**Set exercise**
Comb the records below for the string "为确保贵公司向我公司采购的产品符合法律" and copy each line where it turns up.

**Information shown**
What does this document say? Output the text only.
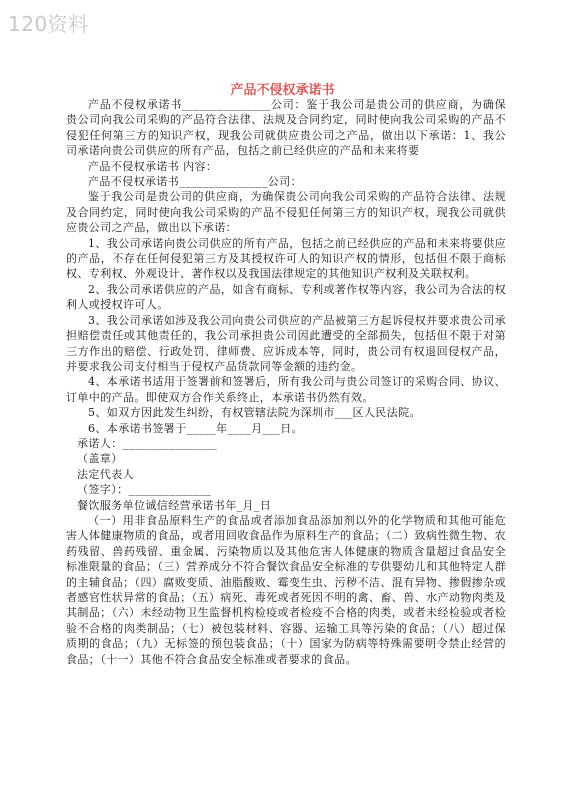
120资料
产品不侵权承诺书

产品不侵权承诺书_______________公司：鉴于我公司是贵公司的供应商，为确保贵公司向我公司采购的产品符合法律、法规及合同约定，同时使向我公司采购的产品不侵犯任何第三方的知识产权，现我公司就供应贵公司之产品，做出以下承诺：1、我公司承诺向贵公司供应的所有产品，包括之前已经供应的产品和未来将要

产品不侵权承诺书 内容：

产品不侵权承诺书_______________公司：

鉴于我公司是贵公司的供应商，为确保贵公司向我公司采购的产品符合法律、法规及合同约定，同时使向我公司采购的产品不侵犯任何第三方的知识产权，现我公司就供应贵公司之产品，做出以下承诺：

1、我公司承诺向贵公司供应的所有产品，包括之前已经供应的产品和未来将要供应的产品，不存在任何侵犯第三方及其授权许可人的知识产权的情形，包括但不限于商标权、专利权、外观设计、著作权以及我国法律规定的其他知识产权利及关联权利。

2、我公司承诺供应的产品，如含有商标、专利或著作权等内容，我公司为合法的权利人或授权许可人。

3、我公司承诺如涉及我公司向贵公司供应的产品被第三方起诉侵权并要求贵公司承担赔偿责任或其他责任的，我公司承担贵公司因此遭受的全部损失，包括但不限于对第三方作出的赔偿、行政处罚、律师费、应诉成本等，同时，贵公司有权退回侵权产品，并要求我公司支付相当于侵权产品货款同等金额的违约金。

4、本承诺书适用于签署前和签署后，所有我公司与贵公司签订的采购合同、协议、订单中的产品。即使双方合作关系终止，本承诺书仍然有效。

5、如双方因此发生纠纷，有权管辖法院为深圳市___区人民法院。

6、本承诺书签署于_____年____月___日。

承诺人：________________

（盖章）

法定代表人

（签字）：______________

餐饮服务单位诚信经营承诺书年_月_日

（一）用非食品原料生产的食品或者添加食品添加剂以外的化学物质和其他可能危害人体健康物质的食品，或者用回收食品作为原料生产的食品；（二）致病性微生物、农药残留、兽药残留、重金属、污染物质以及其他危害人体健康的物质含量超过食品安全标准限量的食品；（三）营养成分不符合餐饮食品安全标准的专供婴幼儿和其他特定人群的主辅食品；（四）腐败变质、油脂酸败、霉变生虫、污秽不洁、混有异物、掺假掺杂或者感官性状异常的食品；（五）病死、毒死或者死因不明的禽、畜、兽、水产动物肉类及其制品；（六）未经动物卫生监督机构检疫或者检疫不合格的肉类，或者未经检验或者检验不合格的肉类制品；（七）被包装材料、容器、运输工具等污染的食品；（八）超过保质期的食品；（九）无标签的预包装食品；（十）国家为防病等特殊需要明令禁止经营的食品；（十一）其他不符合食品安全标准或者要求的食品。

**Complete output**
产品不侵权承诺书_______________公司：鉴于我公司是贵公司的供应商，为确保贵公司向我公司采购的产品符合法律、法规及合同约定，同时使向我公司采购的产品不侵犯任何第三方的知识产权，现我公司就供应贵公司之产品，做出以下承诺：1、我公司承诺向贵公司供应的所有产品，包括之前已经供应的产品和未来将要
鉴于我公司是贵公司的供应商，为确保贵公司向我公司采购的产品符合法律、法规及合同约定，同时使向我公司采购的产品不侵犯任何第三方的知识产权，现我公司就供应贵公司之产品，做出以下承诺：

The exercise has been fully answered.